Records supplied
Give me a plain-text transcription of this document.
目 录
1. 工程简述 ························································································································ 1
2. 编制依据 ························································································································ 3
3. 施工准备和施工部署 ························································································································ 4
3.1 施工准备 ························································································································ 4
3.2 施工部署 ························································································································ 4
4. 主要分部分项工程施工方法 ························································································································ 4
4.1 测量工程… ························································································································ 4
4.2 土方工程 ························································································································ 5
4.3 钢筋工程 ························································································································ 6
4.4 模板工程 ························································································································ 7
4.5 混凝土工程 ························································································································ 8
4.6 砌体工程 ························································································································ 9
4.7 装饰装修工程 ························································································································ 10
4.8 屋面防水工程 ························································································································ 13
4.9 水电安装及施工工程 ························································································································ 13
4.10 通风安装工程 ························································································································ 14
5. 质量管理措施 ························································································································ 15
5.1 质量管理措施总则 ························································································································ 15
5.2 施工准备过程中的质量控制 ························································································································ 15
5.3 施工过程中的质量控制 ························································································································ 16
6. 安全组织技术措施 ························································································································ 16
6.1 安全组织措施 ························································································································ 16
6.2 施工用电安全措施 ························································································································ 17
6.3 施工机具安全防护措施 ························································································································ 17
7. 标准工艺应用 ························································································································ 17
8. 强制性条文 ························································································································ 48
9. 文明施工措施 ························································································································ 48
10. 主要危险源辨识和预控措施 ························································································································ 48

Set exercise
Output the listing above without altering a single character.

Exercise output
Give me a plain-text transcription of this document.
目 录
1. 工程简述 ························································································································ 1
2. 编制依据 ························································································································ 3
3. 施工准备和施工部署 ························································································································ 4
3.1 施工准备 ························································································································ 4
3.2 施工部署 ························································································································ 4
4. 主要分部分项工程施工方法 ························································································································ 4
4.1 测量工程… ························································································································ 4
4.2 土方工程 ························································································································ 5
4.3 钢筋工程 ························································································································ 6
4.4 模板工程 ························································································································ 7
4.5 混凝土工程 ························································································································ 8
4.6 砌体工程 ························································································································ 9
4.7 装饰装修工程 ························································································································ 10
4.8 屋面防水工程 ························································································································ 13
4.9 水电安装及施工工程 ························································································································ 13
4.10 通风安装工程 ························································································································ 14
5. 质量管理措施 ························································································································ 15
5.1 质量管理措施总则 ························································································································ 15
5.2 施工准备过程中的质量控制 ························································································································ 15
5.3 施工过程中的质量控制 ························································································································ 16
6. 安全组织技术措施 ························································································································ 16
6.1 安全组织措施 ························································································································ 16
6.2 施工用电安全措施 ························································································································ 17
6.3 施工机具安全防护措施 ························································································································ 17
7. 标准工艺应用 ························································································································ 17
8. 强制性条文 ························································································································ 48
9. 文明施工措施 ························································································································ 48
10. 主要危险源辨识和预控措施 ························································································································ 48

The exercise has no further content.